Stored records:
=-=-=

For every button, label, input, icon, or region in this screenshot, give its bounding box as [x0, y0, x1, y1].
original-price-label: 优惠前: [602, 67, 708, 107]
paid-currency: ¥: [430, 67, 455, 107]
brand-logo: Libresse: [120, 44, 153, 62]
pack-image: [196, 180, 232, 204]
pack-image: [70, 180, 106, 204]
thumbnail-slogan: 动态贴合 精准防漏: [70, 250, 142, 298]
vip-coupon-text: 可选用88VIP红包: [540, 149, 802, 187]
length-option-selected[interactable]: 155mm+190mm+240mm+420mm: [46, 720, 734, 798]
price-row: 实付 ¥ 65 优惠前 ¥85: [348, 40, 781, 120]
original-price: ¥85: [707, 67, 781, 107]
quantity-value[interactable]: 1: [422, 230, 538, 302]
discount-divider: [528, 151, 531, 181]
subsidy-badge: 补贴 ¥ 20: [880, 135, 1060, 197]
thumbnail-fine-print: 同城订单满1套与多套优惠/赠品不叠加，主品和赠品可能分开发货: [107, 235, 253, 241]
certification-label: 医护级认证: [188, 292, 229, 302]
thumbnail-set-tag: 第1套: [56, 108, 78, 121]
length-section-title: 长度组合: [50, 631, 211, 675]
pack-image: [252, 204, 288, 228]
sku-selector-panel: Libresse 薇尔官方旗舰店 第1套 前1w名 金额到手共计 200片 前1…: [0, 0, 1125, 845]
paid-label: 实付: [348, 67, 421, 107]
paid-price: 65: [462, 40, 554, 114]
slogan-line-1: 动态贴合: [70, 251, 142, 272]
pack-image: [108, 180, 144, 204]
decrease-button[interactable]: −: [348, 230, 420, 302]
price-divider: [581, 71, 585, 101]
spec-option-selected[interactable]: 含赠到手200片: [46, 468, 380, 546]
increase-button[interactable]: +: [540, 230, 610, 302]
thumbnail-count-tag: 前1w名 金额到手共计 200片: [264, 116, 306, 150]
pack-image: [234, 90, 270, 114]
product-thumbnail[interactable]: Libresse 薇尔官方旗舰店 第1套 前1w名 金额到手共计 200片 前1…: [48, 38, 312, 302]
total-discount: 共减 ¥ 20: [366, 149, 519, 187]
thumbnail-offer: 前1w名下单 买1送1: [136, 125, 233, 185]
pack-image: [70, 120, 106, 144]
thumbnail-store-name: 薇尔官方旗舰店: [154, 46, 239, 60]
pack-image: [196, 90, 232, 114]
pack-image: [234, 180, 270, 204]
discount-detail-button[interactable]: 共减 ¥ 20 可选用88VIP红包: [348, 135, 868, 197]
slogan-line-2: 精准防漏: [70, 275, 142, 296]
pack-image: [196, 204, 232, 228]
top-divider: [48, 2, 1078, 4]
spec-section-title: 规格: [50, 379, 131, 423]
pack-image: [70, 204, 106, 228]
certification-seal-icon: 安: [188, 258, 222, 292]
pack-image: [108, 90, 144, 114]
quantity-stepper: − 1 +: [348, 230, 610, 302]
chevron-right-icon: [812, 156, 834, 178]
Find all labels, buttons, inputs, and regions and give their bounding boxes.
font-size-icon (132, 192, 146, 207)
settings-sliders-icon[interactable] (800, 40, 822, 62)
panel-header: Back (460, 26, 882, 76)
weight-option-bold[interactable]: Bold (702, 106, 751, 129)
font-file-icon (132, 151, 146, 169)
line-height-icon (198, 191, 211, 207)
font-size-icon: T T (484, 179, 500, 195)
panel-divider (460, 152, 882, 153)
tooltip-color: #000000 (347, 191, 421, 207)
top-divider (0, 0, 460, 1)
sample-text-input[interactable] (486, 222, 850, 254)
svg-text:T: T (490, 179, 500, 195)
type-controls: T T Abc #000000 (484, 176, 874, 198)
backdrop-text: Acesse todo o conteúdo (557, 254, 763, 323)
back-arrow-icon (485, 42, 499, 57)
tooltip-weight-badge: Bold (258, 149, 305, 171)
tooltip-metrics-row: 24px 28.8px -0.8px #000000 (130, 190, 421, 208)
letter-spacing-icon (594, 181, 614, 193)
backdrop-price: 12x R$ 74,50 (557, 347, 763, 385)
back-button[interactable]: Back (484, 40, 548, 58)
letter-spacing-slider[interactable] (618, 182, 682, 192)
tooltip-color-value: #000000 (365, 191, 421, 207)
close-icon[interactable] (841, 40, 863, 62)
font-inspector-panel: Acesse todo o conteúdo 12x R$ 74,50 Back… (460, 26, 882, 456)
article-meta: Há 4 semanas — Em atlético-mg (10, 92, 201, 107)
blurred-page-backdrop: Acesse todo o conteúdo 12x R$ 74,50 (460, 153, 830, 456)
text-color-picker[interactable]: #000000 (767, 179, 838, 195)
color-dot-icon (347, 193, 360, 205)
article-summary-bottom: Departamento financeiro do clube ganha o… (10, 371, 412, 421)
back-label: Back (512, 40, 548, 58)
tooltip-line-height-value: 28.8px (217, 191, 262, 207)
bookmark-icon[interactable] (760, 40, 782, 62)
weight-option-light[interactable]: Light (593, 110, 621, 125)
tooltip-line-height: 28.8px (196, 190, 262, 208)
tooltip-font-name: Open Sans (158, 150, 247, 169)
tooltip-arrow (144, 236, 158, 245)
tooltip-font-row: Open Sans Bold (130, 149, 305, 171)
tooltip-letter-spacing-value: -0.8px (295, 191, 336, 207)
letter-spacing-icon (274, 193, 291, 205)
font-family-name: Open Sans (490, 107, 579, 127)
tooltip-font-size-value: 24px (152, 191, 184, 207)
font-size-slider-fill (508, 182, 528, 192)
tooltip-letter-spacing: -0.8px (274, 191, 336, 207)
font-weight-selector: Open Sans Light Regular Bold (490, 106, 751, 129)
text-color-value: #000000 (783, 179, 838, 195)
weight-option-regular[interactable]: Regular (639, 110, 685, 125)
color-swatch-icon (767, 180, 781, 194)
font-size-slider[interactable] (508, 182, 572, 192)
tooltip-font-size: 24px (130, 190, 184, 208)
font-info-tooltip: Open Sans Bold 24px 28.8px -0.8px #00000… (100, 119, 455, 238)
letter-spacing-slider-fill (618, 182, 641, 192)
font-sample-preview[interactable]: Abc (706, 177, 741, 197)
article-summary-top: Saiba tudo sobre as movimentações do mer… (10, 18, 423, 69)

=-=-=

# Short exercise
Return every line of the listing above without any changes.

# The output
For every button, label, input, icon, or region in this screenshot, give its bounding box as [x0, y0, x1, y1].
original-price-label: 优惠前: [602, 67, 708, 107]
paid-currency: ¥: [430, 67, 455, 107]
brand-logo: Libresse: [120, 44, 153, 62]
pack-image: [196, 180, 232, 204]
pack-image: [70, 180, 106, 204]
thumbnail-slogan: 动态贴合 精准防漏: [70, 250, 142, 298]
vip-coupon-text: 可选用88VIP红包: [540, 149, 802, 187]
length-option-selected[interactable]: 155mm+190mm+240mm+420mm: [46, 720, 734, 798]
price-row: 实付 ¥ 65 优惠前 ¥85: [348, 40, 781, 120]
original-price: ¥85: [707, 67, 781, 107]
quantity-value[interactable]: 1: [422, 230, 538, 302]
discount-divider: [528, 151, 531, 181]
subsidy-badge: 补贴 ¥ 20: [880, 135, 1060, 197]
thumbnail-fine-print: 同城订单满1套与多套优惠/赠品不叠加，主品和赠品可能分开发货: [107, 235, 253, 241]
certification-label: 医护级认证: [188, 292, 229, 302]
thumbnail-set-tag: 第1套: [56, 108, 78, 121]
length-section-title: 长度组合: [50, 631, 211, 675]
pack-image: [252, 204, 288, 228]
sku-selector-panel: Libresse 薇尔官方旗舰店 第1套 前1w名 金额到手共计 200片 前1…: [0, 0, 1125, 845]
paid-label: 实付: [348, 67, 421, 107]
paid-price: 65: [462, 40, 554, 114]
slogan-line-1: 动态贴合: [70, 251, 142, 272]
pack-image: [108, 180, 144, 204]
decrease-button[interactable]: −: [348, 230, 420, 302]
price-divider: [581, 71, 585, 101]
spec-option-selected[interactable]: 含赠到手200片: [46, 468, 380, 546]
increase-button[interactable]: +: [540, 230, 610, 302]
thumbnail-count-tag: 前1w名 金额到手共计 200片: [264, 116, 306, 150]
pack-image: [234, 90, 270, 114]
product-thumbnail[interactable]: Libresse 薇尔官方旗舰店 第1套 前1w名 金额到手共计 200片 前1…: [48, 38, 312, 302]
total-discount: 共减 ¥ 20: [366, 149, 519, 187]
thumbnail-offer: 前1w名下单 买1送1: [136, 125, 233, 185]
pack-image: [70, 120, 106, 144]
thumbnail-store-name: 薇尔官方旗舰店: [154, 46, 239, 60]
pack-image: [196, 90, 232, 114]
pack-image: [234, 180, 270, 204]
discount-detail-button[interactable]: 共减 ¥ 20 可选用88VIP红包: [348, 135, 868, 197]
slogan-line-2: 精准防漏: [70, 275, 142, 296]
pack-image: [196, 204, 232, 228]
top-divider: [48, 2, 1078, 4]
spec-section-title: 规格: [50, 379, 131, 423]
pack-image: [70, 204, 106, 228]
certification-seal-icon: 安: [188, 258, 222, 292]
pack-image: [108, 90, 144, 114]
quantity-stepper: − 1 +: [348, 230, 610, 302]
chevron-right-icon: [812, 156, 834, 178]
Find all labels, buttons, inputs, and regions and give their bounding boxes.
font-size-icon (132, 192, 146, 207)
settings-sliders-icon[interactable] (800, 40, 822, 62)
panel-header: Back (460, 26, 882, 76)
weight-option-bold[interactable]: Bold (702, 106, 751, 129)
font-file-icon (132, 151, 146, 169)
line-height-icon (198, 191, 211, 207)
font-size-icon: T T (484, 179, 500, 195)
panel-divider (460, 152, 882, 153)
tooltip-color: #000000 (347, 191, 421, 207)
top-divider (0, 0, 460, 1)
sample-text-input[interactable] (486, 222, 850, 254)
svg-text:T: T (490, 179, 500, 195)
type-controls: T T Abc #000000 (484, 176, 874, 198)
backdrop-text: Acesse todo o conteúdo (557, 254, 763, 323)
back-arrow-icon (485, 42, 499, 57)
tooltip-weight-badge: Bold (258, 149, 305, 171)
tooltip-metrics-row: 24px 28.8px -0.8px #000000 (130, 190, 421, 208)
letter-spacing-icon (594, 181, 614, 193)
backdrop-price: 12x R$ 74,50 (557, 347, 763, 385)
back-button[interactable]: Back (484, 40, 548, 58)
letter-spacing-slider[interactable] (618, 182, 682, 192)
tooltip-color-value: #000000 (365, 191, 421, 207)
close-icon[interactable] (841, 40, 863, 62)
font-inspector-panel: Acesse todo o conteúdo 12x R$ 74,50 Back… (460, 26, 882, 456)
article-meta: Há 4 semanas — Em atlético-mg (10, 92, 201, 107)
blurred-page-backdrop: Acesse todo o conteúdo 12x R$ 74,50 (460, 153, 830, 456)
text-color-picker[interactable]: #000000 (767, 179, 838, 195)
color-dot-icon (347, 193, 360, 205)
article-summary-bottom: Departamento financeiro do clube ganha o… (10, 371, 412, 421)
back-label: Back (512, 40, 548, 58)
tooltip-line-height-value: 28.8px (217, 191, 262, 207)
bookmark-icon[interactable] (760, 40, 782, 62)
weight-option-light[interactable]: Light (593, 110, 621, 125)
tooltip-line-height: 28.8px (196, 190, 262, 208)
tooltip-font-name: Open Sans (158, 150, 247, 169)
tooltip-arrow (144, 236, 158, 245)
tooltip-font-row: Open Sans Bold (130, 149, 305, 171)
tooltip-letter-spacing-value: -0.8px (295, 191, 336, 207)
letter-spacing-icon (274, 193, 291, 205)
font-family-name: Open Sans (490, 107, 579, 127)
tooltip-font-size-value: 24px (152, 191, 184, 207)
font-size-slider-fill (508, 182, 528, 192)
tooltip-letter-spacing: -0.8px (274, 191, 336, 207)
font-weight-selector: Open Sans Light Regular Bold (490, 106, 751, 129)
text-color-value: #000000 (783, 179, 838, 195)
weight-option-regular[interactable]: Regular (639, 110, 685, 125)
color-swatch-icon (767, 180, 781, 194)
font-size-slider[interactable] (508, 182, 572, 192)
tooltip-font-size: 24px (130, 190, 184, 208)
font-info-tooltip: Open Sans Bold 24px 28.8px -0.8px #00000… (100, 119, 455, 238)
letter-spacing-slider-fill (618, 182, 641, 192)
font-sample-preview[interactable]: Abc (706, 177, 741, 197)
article-summary-top: Saiba tudo sobre as movimentações do mer… (10, 18, 423, 69)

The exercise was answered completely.